* [Task goal]: Please turn the items below, starting with their first line and going on through the line containing "x-tick-label: 16 (826, 249, 838, 260)", both included, into a numbered list with blank lines dropped.

·····

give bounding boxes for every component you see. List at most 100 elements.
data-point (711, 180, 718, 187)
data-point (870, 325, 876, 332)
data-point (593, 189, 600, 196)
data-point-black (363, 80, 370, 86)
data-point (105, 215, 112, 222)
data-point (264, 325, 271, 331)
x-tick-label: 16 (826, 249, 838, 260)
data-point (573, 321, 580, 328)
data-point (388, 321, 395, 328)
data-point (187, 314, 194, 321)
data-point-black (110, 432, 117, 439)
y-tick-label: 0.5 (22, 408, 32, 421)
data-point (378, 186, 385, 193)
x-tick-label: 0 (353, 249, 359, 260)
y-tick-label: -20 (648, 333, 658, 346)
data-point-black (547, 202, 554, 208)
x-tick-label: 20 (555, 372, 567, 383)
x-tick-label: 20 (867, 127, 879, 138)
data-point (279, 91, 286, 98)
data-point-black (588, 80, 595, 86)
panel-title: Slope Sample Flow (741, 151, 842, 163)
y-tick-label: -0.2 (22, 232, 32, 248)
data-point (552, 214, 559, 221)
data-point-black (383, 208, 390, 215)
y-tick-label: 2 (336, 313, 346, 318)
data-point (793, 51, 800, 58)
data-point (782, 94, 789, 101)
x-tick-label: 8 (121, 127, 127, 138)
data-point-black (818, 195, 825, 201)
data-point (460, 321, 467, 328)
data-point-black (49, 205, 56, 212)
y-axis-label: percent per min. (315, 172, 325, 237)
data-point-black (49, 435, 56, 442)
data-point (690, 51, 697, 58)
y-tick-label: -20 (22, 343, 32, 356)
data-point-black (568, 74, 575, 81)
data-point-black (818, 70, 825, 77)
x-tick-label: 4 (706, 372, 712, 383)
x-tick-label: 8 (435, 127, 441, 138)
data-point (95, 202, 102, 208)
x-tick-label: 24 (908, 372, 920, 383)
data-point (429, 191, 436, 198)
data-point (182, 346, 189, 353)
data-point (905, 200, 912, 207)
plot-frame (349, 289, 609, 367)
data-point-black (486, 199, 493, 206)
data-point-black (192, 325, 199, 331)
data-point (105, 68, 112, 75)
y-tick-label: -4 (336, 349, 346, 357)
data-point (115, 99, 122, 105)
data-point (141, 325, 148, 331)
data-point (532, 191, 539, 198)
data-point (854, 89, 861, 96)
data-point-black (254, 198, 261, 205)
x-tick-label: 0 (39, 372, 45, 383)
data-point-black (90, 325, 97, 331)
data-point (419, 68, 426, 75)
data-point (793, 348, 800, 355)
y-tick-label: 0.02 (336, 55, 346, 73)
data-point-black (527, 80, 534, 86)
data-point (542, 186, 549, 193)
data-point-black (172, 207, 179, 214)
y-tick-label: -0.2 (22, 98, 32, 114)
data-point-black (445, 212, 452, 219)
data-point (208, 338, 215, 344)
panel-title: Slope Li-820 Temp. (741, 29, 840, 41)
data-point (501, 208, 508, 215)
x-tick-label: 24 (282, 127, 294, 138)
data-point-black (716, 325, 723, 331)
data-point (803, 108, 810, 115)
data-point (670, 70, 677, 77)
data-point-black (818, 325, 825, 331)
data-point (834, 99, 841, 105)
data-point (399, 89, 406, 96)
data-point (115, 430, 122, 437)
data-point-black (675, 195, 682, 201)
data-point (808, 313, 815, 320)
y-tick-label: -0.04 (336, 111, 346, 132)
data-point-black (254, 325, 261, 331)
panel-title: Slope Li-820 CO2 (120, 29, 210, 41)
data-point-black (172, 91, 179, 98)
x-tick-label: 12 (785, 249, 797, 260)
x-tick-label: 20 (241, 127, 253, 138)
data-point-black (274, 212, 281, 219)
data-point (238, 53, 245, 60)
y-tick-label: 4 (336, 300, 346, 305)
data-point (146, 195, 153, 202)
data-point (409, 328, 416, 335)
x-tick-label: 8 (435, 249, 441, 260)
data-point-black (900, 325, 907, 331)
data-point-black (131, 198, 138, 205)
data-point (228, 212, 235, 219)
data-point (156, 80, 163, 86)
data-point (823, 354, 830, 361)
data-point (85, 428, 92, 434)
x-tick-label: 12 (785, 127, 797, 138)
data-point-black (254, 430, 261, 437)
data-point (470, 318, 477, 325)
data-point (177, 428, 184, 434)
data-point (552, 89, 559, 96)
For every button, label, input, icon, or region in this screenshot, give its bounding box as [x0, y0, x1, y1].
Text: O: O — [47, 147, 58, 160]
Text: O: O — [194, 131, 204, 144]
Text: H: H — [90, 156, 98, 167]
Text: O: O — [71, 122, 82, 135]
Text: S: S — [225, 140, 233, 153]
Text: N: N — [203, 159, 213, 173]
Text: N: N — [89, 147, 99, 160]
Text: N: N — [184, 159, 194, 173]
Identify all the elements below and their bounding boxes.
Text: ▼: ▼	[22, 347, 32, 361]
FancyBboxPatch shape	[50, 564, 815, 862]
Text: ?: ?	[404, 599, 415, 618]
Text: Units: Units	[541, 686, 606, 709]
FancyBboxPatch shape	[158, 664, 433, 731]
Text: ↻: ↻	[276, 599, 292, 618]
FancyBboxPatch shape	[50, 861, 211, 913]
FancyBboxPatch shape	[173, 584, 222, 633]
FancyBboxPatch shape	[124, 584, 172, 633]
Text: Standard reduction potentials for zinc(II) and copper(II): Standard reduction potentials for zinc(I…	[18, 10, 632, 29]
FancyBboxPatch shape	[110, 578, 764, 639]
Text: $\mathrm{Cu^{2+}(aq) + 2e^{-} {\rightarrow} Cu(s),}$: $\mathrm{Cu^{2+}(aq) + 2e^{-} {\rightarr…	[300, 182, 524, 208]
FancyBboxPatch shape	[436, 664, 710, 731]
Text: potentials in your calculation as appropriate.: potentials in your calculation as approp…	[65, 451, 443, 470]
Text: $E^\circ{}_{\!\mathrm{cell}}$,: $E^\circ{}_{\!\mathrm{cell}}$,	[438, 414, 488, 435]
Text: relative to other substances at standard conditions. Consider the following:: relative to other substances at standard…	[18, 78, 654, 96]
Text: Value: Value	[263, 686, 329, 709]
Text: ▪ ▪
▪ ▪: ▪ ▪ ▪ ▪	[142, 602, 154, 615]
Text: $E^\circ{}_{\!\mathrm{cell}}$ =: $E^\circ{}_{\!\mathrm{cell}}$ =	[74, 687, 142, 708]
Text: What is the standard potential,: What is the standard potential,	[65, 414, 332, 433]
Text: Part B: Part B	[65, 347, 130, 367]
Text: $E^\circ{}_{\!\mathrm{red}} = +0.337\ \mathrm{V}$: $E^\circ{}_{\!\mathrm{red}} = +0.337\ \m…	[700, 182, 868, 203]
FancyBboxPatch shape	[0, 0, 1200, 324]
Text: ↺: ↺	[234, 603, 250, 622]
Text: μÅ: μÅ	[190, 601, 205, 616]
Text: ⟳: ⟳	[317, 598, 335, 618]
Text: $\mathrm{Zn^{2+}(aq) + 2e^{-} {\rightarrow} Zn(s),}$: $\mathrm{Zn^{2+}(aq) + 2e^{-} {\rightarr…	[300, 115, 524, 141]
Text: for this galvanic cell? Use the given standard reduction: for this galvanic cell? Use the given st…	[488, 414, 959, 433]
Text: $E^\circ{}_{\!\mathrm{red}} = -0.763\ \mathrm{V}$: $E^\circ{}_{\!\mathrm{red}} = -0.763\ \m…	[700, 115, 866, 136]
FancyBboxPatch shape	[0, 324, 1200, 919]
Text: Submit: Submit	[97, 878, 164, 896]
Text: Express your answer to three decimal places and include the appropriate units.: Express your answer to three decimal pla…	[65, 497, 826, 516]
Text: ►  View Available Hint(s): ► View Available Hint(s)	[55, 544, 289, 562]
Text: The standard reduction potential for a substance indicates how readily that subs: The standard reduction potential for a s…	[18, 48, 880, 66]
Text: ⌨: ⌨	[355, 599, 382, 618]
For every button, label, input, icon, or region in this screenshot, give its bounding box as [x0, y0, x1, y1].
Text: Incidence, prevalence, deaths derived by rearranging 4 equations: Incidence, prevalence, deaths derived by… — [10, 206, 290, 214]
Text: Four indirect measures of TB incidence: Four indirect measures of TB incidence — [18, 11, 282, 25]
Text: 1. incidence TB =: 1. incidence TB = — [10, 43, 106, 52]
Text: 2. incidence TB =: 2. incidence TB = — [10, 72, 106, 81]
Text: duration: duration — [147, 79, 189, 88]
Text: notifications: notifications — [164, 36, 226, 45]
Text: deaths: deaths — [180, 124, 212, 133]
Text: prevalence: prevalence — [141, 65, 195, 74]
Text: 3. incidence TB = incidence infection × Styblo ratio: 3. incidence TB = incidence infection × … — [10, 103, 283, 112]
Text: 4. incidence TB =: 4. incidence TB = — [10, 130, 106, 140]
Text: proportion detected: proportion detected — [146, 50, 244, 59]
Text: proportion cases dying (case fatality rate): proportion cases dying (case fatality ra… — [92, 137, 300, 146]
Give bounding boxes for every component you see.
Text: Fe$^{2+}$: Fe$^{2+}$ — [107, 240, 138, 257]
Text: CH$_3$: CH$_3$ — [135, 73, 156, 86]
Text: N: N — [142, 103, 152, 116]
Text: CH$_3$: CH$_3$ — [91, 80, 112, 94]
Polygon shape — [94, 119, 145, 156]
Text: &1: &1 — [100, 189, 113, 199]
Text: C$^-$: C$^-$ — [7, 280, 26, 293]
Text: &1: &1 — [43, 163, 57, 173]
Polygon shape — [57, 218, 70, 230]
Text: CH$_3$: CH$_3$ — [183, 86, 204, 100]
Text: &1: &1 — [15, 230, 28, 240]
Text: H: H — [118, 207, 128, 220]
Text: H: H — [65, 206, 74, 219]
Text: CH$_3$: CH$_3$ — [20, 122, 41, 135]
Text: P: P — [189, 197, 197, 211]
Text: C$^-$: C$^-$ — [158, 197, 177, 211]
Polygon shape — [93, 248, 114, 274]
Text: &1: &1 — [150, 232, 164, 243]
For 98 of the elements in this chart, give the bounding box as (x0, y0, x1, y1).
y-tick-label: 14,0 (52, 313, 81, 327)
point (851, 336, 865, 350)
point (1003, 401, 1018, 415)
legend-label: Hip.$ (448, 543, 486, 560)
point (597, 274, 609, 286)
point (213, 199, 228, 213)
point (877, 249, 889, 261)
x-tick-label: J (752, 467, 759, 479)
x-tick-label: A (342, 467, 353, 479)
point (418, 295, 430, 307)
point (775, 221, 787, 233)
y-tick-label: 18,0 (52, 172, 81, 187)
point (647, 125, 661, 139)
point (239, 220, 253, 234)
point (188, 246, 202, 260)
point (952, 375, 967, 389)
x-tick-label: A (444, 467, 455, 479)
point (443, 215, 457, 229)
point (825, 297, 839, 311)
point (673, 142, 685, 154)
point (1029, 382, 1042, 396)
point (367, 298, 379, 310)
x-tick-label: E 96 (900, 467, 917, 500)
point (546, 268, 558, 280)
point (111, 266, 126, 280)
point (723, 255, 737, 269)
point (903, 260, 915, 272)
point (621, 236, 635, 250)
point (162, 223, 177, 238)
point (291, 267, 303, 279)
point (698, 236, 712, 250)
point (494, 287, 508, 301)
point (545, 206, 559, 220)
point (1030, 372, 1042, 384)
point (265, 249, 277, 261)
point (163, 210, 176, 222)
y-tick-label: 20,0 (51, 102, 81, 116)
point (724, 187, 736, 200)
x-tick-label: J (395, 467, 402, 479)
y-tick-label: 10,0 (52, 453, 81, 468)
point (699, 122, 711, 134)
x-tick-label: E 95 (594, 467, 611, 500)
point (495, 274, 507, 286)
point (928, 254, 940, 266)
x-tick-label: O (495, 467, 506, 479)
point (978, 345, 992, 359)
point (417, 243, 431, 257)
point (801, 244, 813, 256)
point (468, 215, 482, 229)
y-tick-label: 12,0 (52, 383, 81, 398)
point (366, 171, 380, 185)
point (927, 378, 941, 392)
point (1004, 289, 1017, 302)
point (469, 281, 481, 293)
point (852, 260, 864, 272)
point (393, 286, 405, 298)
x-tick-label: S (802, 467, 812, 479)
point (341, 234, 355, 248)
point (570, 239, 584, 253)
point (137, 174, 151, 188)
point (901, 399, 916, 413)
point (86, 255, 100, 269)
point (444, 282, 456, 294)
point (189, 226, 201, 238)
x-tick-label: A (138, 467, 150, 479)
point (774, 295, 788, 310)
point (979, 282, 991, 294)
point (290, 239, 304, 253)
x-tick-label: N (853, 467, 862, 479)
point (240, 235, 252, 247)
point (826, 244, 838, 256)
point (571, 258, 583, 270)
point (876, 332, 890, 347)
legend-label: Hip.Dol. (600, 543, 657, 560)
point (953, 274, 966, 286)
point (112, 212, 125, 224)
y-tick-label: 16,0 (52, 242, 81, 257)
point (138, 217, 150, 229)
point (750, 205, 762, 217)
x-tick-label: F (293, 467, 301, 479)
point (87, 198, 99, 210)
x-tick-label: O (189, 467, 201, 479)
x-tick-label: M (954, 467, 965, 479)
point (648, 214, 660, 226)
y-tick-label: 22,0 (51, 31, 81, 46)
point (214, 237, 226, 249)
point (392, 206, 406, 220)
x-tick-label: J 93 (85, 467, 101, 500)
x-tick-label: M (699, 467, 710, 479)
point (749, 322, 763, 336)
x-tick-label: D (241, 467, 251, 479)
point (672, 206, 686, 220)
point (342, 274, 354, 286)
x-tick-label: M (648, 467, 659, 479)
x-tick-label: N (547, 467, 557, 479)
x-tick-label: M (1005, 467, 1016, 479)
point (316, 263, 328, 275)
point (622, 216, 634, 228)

·····

* [Result of this task]:
1. give bounding boxes for every component you see. List at most 100 elements.
2. data-point (711, 180, 718, 187)
3. data-point (870, 325, 876, 332)
4. data-point (593, 189, 600, 196)
5. data-point-black (363, 80, 370, 86)
6. data-point (105, 215, 112, 222)
7. data-point (264, 325, 271, 331)
8. x-tick-label: 16 (826, 249, 838, 260)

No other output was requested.